Task instructions:
What lines in the material hold the string "title"? Return every one of them.

--------------------------------

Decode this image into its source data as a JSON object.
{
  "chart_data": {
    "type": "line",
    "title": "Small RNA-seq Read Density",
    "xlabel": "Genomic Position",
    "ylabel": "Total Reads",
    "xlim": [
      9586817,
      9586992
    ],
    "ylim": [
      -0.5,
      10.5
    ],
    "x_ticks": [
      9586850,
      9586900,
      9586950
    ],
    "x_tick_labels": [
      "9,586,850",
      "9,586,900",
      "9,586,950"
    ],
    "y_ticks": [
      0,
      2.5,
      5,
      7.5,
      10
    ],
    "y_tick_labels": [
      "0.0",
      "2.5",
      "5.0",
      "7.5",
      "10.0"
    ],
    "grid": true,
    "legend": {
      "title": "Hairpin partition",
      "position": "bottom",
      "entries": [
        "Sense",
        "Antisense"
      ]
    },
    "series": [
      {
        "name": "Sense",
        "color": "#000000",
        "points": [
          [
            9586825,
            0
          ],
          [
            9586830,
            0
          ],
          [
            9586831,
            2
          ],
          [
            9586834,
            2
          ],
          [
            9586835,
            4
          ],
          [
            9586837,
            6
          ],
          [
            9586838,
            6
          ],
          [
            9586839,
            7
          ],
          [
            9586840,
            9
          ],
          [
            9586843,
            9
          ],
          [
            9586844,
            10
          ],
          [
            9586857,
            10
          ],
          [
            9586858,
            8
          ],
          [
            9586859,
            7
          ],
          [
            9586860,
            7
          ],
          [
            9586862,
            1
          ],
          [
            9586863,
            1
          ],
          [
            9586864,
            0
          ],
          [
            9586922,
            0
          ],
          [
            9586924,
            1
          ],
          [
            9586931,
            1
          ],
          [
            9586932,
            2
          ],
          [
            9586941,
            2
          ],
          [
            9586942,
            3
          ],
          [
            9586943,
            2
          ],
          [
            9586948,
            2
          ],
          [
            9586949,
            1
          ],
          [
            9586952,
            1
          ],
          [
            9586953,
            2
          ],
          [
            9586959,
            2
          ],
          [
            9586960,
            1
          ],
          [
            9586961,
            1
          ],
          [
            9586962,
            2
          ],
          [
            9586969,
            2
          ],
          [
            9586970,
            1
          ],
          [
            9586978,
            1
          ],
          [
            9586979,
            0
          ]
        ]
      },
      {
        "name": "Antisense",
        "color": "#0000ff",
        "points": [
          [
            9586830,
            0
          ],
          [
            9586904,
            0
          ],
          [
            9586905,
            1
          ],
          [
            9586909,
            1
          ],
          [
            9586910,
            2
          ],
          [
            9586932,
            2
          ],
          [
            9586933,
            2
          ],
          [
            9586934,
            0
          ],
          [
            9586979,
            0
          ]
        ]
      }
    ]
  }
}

--------------------------------

Exercise output:
    "title": "Small RNA-seq Read Density",
      "title": "Hairpin partition",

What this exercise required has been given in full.